= Set problem =
In the material below, identify each line bearing the word "page". Reproduce those lines.

= Dataset rows =
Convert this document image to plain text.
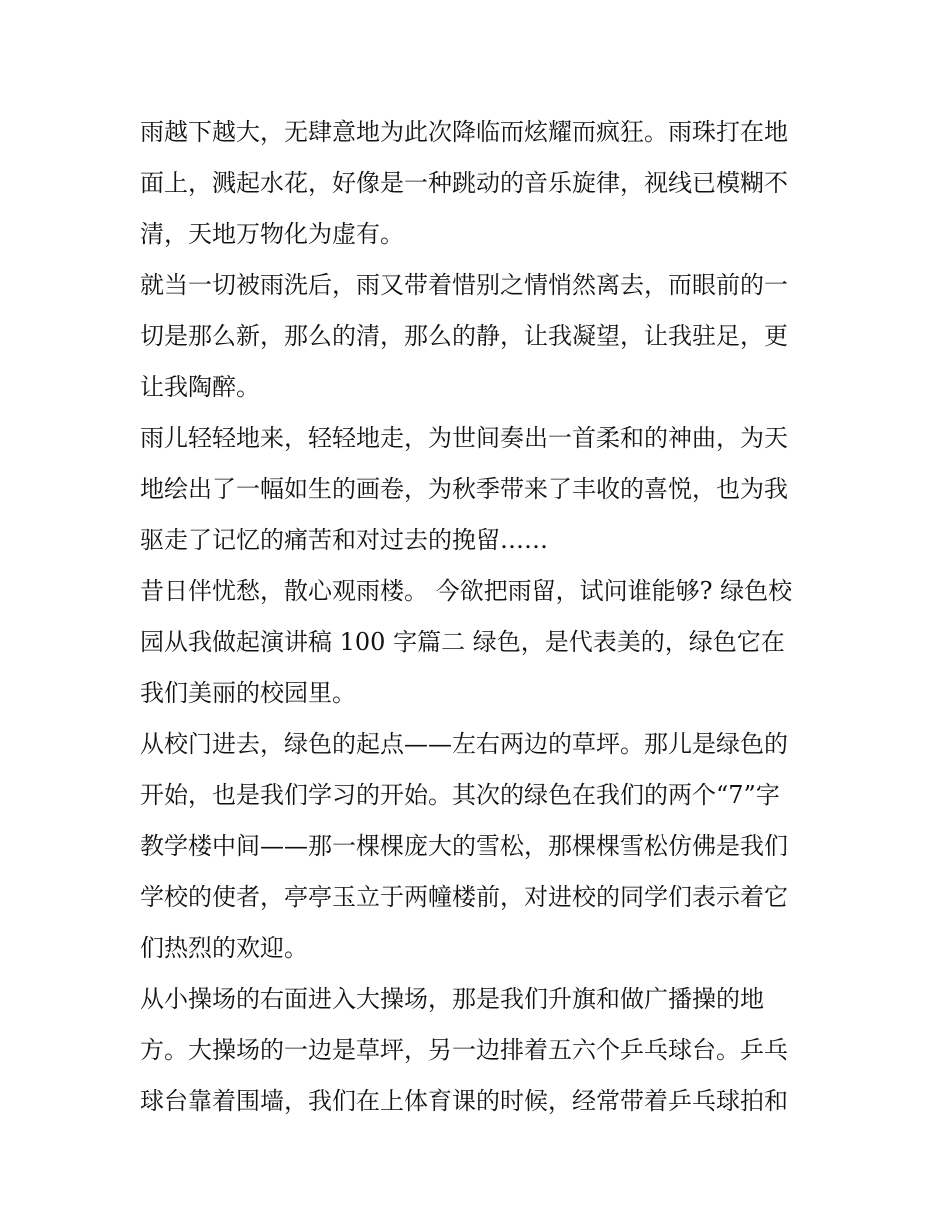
雨越下越大，无肆意地为此次降临而炫耀而疯狂。雨珠打在地
面上，溅起水花，好像是一种跳动的音乐旋律，视线已模糊不
清，天地万物化为虚有。
就当一切被雨洗后，雨又带着惜别之情悄然离去，而眼前的一
切是那么新，那么的清，那么的静，让我凝望，让我驻足，更
让我陶醉。
雨儿轻轻地来，轻轻地走，为世间奏出一首柔和的神曲，为天
地绘出了一幅如生的画卷，为秋季带来了丰收的喜悦，也为我
驱走了记忆的痛苦和对过去的挽留……
昔日伴忧愁，散心观雨楼。 今欲把雨留，试问谁能够? 绿色校
园从我做起演讲稿 100 字篇二 绿色，是代表美的，绿色它在
我们美丽的校园里。
从校门进去，绿色的起点——左右两边的草坪。那儿是绿色的
开始，也是我们学习的开始。其次的绿色在我们的两个“7”字
教学楼中间——那一棵棵庞大的雪松，那棵棵雪松仿佛是我们
学校的使者，亭亭玉立于两幢楼前，对进校的同学们表示着它
们热烈的欢迎。
从小操场的右面进入大操场，那是我们升旗和做广播操的地
方。大操场的一边是草坪，另一边排着五六个乒乓球台。乒乓
球台靠着围墙，我们在上体育课的时候，经常带着乒乓球拍和
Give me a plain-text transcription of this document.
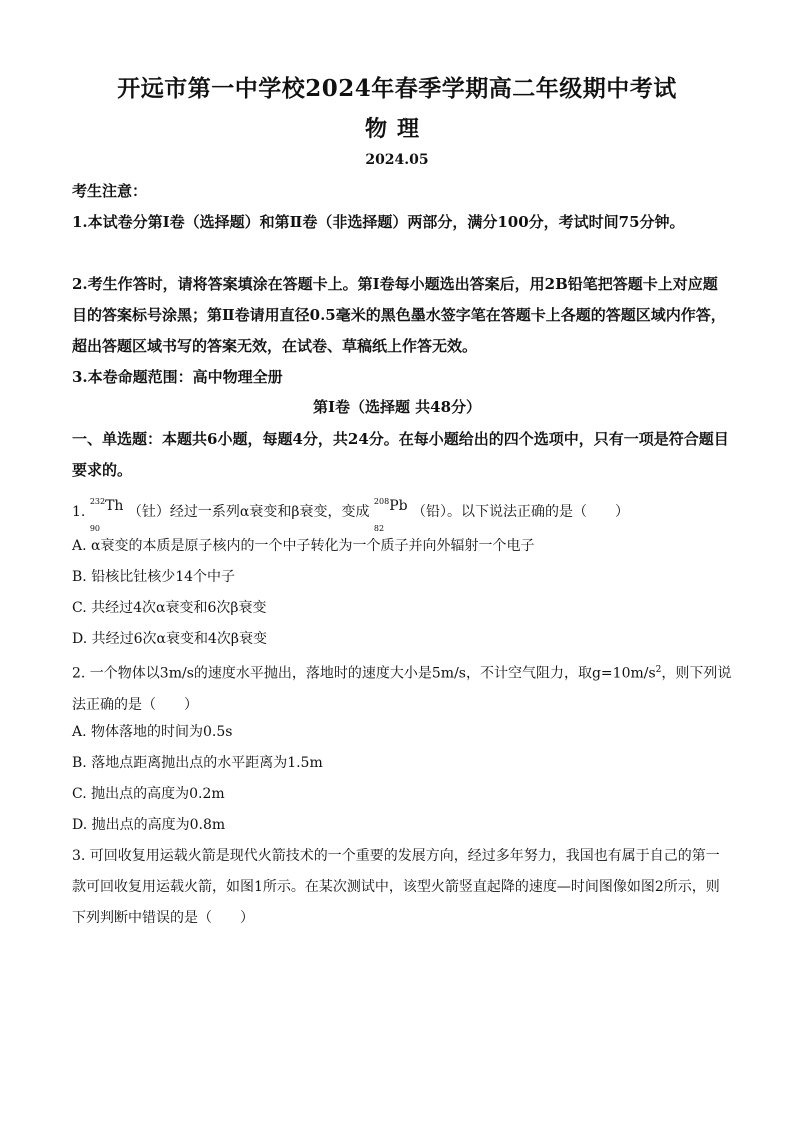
开远市第一中学校2024年春季学期高二年级期中考试
物理
2024.05
考生注意：
1.本试卷分第Ⅰ卷（选择题）和第Ⅱ卷（非选择题）两部分，满分100分，考试时间75分钟。
2.考生作答时，请将答案填涂在答题卡上。第Ⅰ卷每小题选出答案后，用2B铅笔把答题卡上对应题目的答案标号涂黑；第Ⅱ卷请用直径0.5毫米的黑色墨水签字笔在答题卡上各题的答题区域内作答，超出答题区域书写的答案无效，在试卷、草稿纸上作答无效。
3.本卷命题范围：高中物理全册
第Ⅰ卷（选择题 共48分）
一、单选题：本题共6小题，每题4分，共24分。在每小题给出的四个选项中，只有一项是符合题目要求的。
1. $^{232}$Th
90
（钍）经过一系列α衰变和β衰变，变成 $^{208}$Pb
82
（铅）。以下说法正确的是（　　）
A. α衰变的本质是原子核内的一个中子转化为一个质子并向外辐射一个电子
B. 铅核比钍核少14个中子
C. 共经过4次α衰变和6次β衰变
D. 共经过6次α衰变和4次β衰变
2. 一个物体以3m/s的速度水平抛出，落地时的速度大小是5m/s，不计空气阻力，取$g=10m/s^2$，则下列说法正确的是（　　）
A. 物体落地的时间为0.5s
B. 落地点距离抛出点的水平距离为1.5m
C. 抛出点的高度为0.2m
D. 抛出点的高度为0.8m
3. 可回收复用运载火箭是现代火箭技术的一个重要的发展方向，经过多年努力，我国也有属于自己的第一款可回收复用运载火箭，如图1所示。在某次测试中，该型火箭竖直起降的速度—时间图像如图2所示，则下列判断中错误的是（　　）
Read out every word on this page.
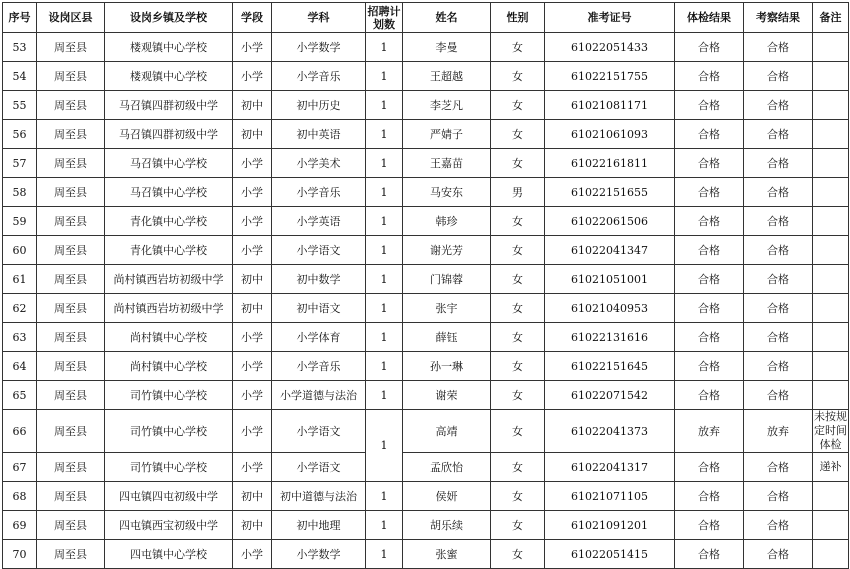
序号	设岗区县	设岗乡镇及学校	学段	学科	招聘计划数	姓名	性别	准考证号	体检结果	考察结果	备注
53	周至县	楼观镇中心学校	小学	小学数学	1	李曼	女	61022051433	合格	合格	
54	周至县	楼观镇中心学校	小学	小学音乐	1	王超越	女	61022151755	合格	合格	
55	周至县	马召镇四群初级中学	初中	初中历史	1	李芝凡	女	61021081171	合格	合格	
56	周至县	马召镇四群初级中学	初中	初中英语	1	严婧子	女	61021061093	合格	合格	
57	周至县	马召镇中心学校	小学	小学美术	1	王嘉苗	女	61022161811	合格	合格	
58	周至县	马召镇中心学校	小学	小学音乐	1	马安东	男	61022151655	合格	合格	
59	周至县	青化镇中心学校	小学	小学英语	1	韩珍	女	61022061506	合格	合格	
60	周至县	青化镇中心学校	小学	小学语文	1	谢光芳	女	61022041347	合格	合格	
61	周至县	尚村镇西岩坊初级中学	初中	初中数学	1	门锦蓉	女	61021051001	合格	合格	
62	周至县	尚村镇西岩坊初级中学	初中	初中语文	1	张宇	女	61021040953	合格	合格	
63	周至县	尚村镇中心学校	小学	小学体育	1	薛钰	女	61022131616	合格	合格	
64	周至县	尚村镇中心学校	小学	小学音乐	1	孙一琳	女	61022151645	合格	合格	
65	周至县	司竹镇中心学校	小学	小学道德与法治	1	谢荣	女	61022071542	合格	合格	
66	周至县	司竹镇中心学校	小学	小学语文	1	高靖	女	61022041373	放弃	放弃	未按规定时间体检
67	周至县	司竹镇中心学校	小学	小学语文		孟欣怡	女	61022041317	合格	合格	递补
68	周至县	四屯镇四屯初级中学	初中	初中道德与法治	1	侯妍	女	61021071105	合格	合格	
69	周至县	四屯镇西宝初级中学	初中	初中地理	1	胡乐续	女	61021091201	合格	合格	
70	周至县	四屯镇中心学校	小学	小学数学	1	张蜜	女	61022051415	合格	合格	
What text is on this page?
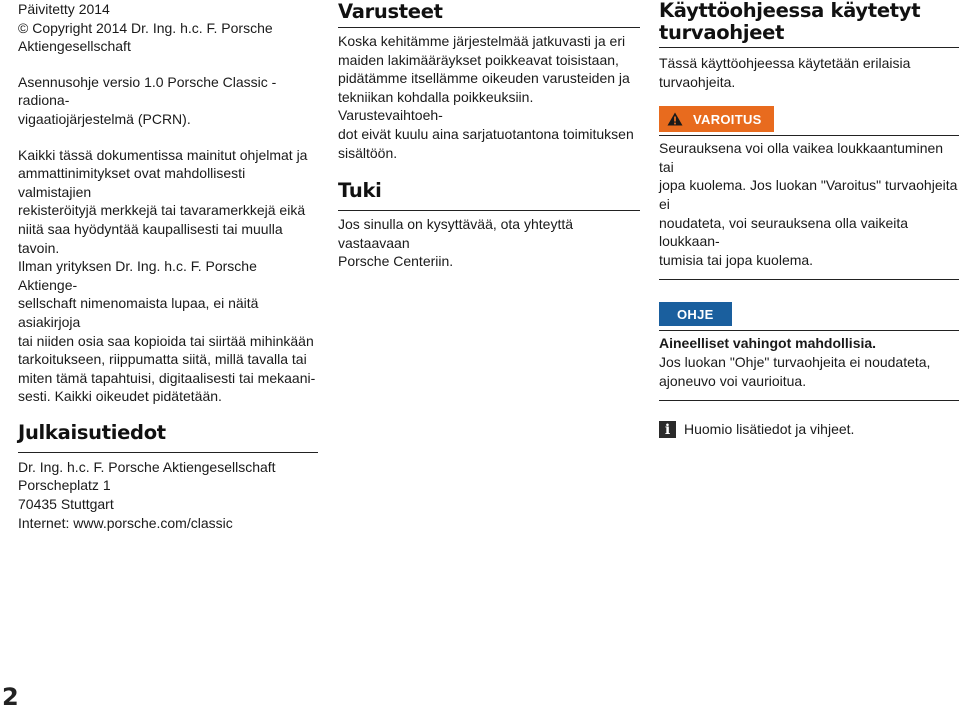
Päivitetty 2014

© Copyright 2014 Dr. Ing. h.c. F. Porsche

Aktiengesellschaft

Asennusohje versio 1.0 Porsche Classic -radiona-

vigaatiojärjestelmä (PCRN).

Kaikki tässä dokumentissa mainitut ohjelmat ja

ammattinimitykset ovat mahdollisesti valmistajien

rekisteröityjä merkkejä tai tavaramerkkejä eikä

niitä saa hyödyntää kaupallisesti tai muulla tavoin.

Ilman yrityksen Dr. Ing. h.c. F. Porsche Aktienge-

sellschaft nimenomaista lupaa, ei näitä asiakirjoja

tai niiden osia saa kopioida tai siirtää mihinkään

tarkoitukseen, riippumatta siitä, millä tavalla tai

miten tämä tapahtuisi, digitaalisesti tai mekaani-

sesti. Kaikki oikeudet pidätetään.

Julkaisutiedot

Dr. Ing. h.c. F. Porsche Aktiengesellschaft

Porscheplatz 1

70435 Stuttgart

Internet: www.porsche.com/classic

Varusteet

Koska kehitämme järjestelmää jatkuvasti ja eri

maiden lakimääräykset poikkeavat toisistaan,

pidätämme itsellämme oikeuden varusteiden ja

tekniikan kohdalla poikkeuksiin. Varustevaihtoeh-

dot eivät kuulu aina sarjatuotantona toimituksen

sisältöön.

Tuki

Jos sinulla on kysyttävää, ota yhteyttä vastaavaan

Porsche Centeriin.

Käyttöohjeessa käytetyt
turvaohjeet

Tässä käyttöohjeessa käytetään erilaisia

turvaohjeita.

VAROITUS

Seurauksena voi olla vaikea loukkaantuminen tai

jopa kuolema. Jos luokan "Varoitus" turvaohjeita ei

noudateta, voi seurauksena olla vaikeita loukkaan-

tumisia tai jopa kuolema.

OHJE

Aineelliset vahingot mahdollisia.

Jos luokan "Ohje" turvaohjeita ei noudateta,

ajoneuvo voi vaurioitua.

i Huomio lisätiedot ja vihjeet.

2
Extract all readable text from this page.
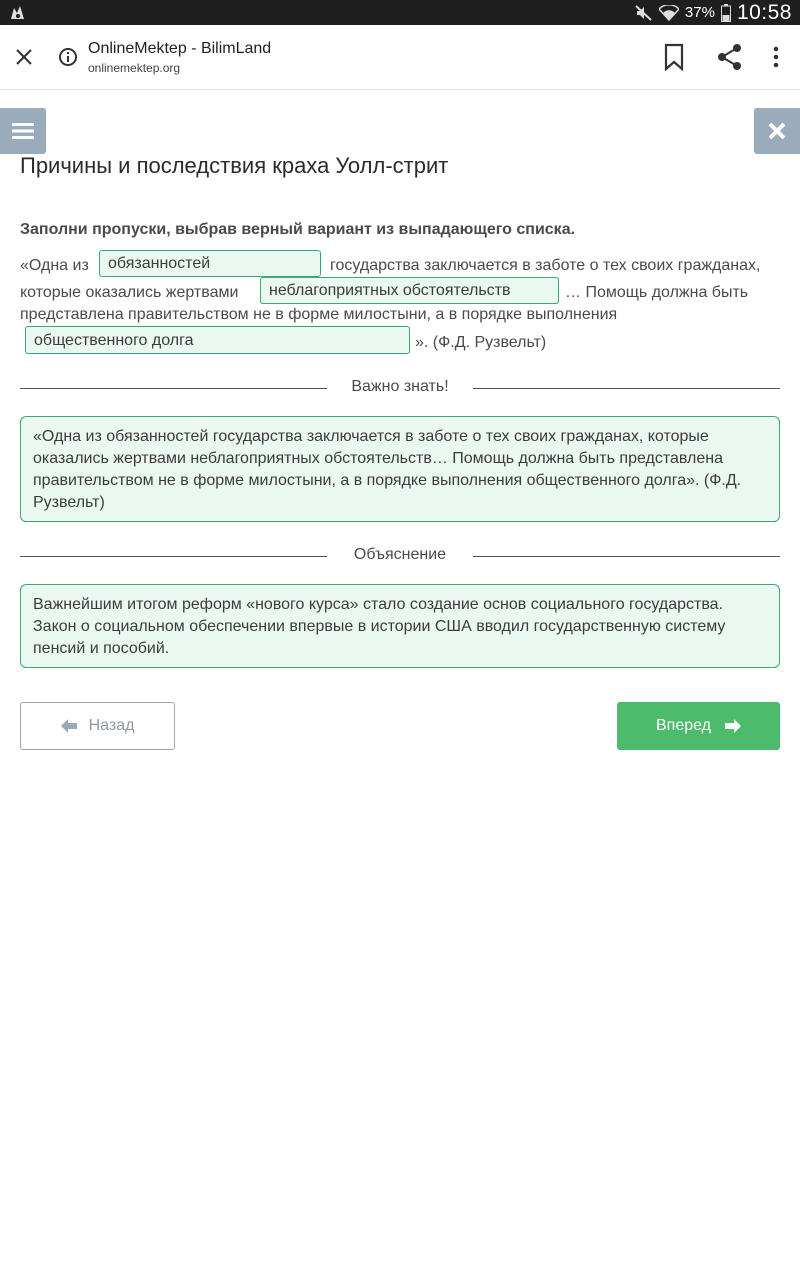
37% 10:58
OnlineMektep - BilimLand
onlinemektep.org
Причины и последствия краха Уолл-стрит
Заполни пропуски, выбрав верный вариант из выпадающего списка.
«Одна из	обязанностей	государства заключается в заботе о тех своих гражданах,
которые оказались жертвами	неблагоприятных обстоятельств	… Помощь должна быть
представлена правительством не в форме милостыни, а в порядке выполнения
общественного долга	». (Ф.Д. Рузвельт)
Важно знать!
«Одна из обязанностей государства заключается в заботе о тех своих гражданах, которые оказались жертвами неблагоприятных обстоятельств… Помощь должна быть представлена правительством не в форме милостыни, а в порядке выполнения общественного долга». (Ф.Д. Рузвельт)
Объяснение
Важнейшим итогом реформ «нового курса» стало создание основ социального государства. Закон о социальном обеспечении впервые в истории США вводил государственную систему пенсий и пособий.
Назад	Вперед
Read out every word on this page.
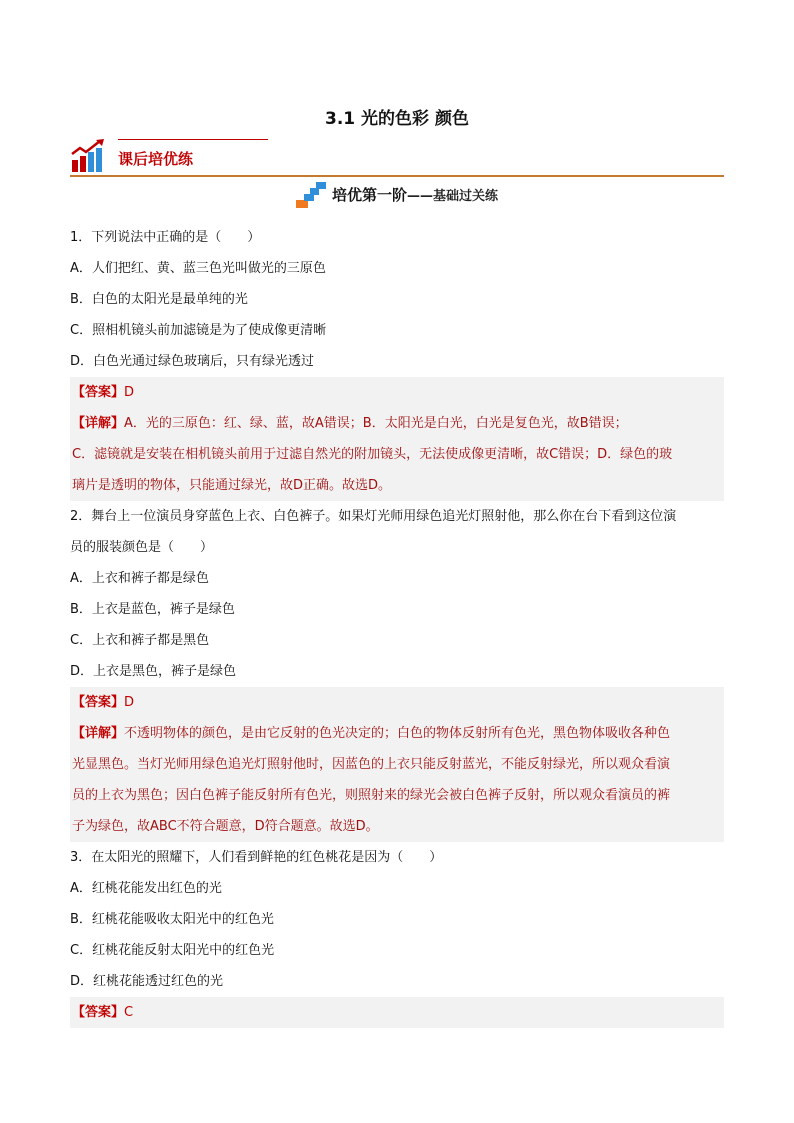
3.1 光的色彩 颜色
课后培优练
培优第一阶——基础过关练
1．下列说法中正确的是（　　）
A．人们把红、黄、蓝三色光叫做光的三原色
B．白色的太阳光是最单纯的光
C．照相机镜头前加滤镜是为了使成像更清晰
D．白色光通过绿色玻璃后，只有绿光透过
【答案】D
【详解】A．光的三原色：红、绿、蓝，故A错误；B．太阳光是白光，白光是复色光，故B错误；
C．滤镜就是安装在相机镜头前用于过滤自然光的附加镜头，无法使成像更清晰，故C错误；D．绿色的玻
璃片是透明的物体，只能通过绿光，故D正确。故选D。
2．舞台上一位演员身穿蓝色上衣、白色裤子。如果灯光师用绿色追光灯照射他，那么你在台下看到这位演
员的服装颜色是（　　）
A．上衣和裤子都是绿色
B．上衣是蓝色，裤子是绿色
C．上衣和裤子都是黑色
D．上衣是黑色，裤子是绿色
【答案】D
【详解】不透明物体的颜色，是由它反射的色光决定的；白色的物体反射所有色光，黑色物体吸收各种色
光显黑色。当灯光师用绿色追光灯照射他时，因蓝色的上衣只能反射蓝光，不能反射绿光，所以观众看演
员的上衣为黑色；因白色裤子能反射所有色光，则照射来的绿光会被白色裤子反射，所以观众看演员的裤
子为绿色，故ABC不符合题意，D符合题意。故选D。
3．在太阳光的照耀下，人们看到鲜艳的红色桃花是因为（　　）
A．红桃花能发出红色的光
B．红桃花能吸收太阳光中的红色光
C．红桃花能反射太阳光中的红色光
D．红桃花能透过红色的光
【答案】C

= Exercise result =
Read out every word on this page.
What text is on this page?
Extract all readable text from this page.
Read out every word on this page.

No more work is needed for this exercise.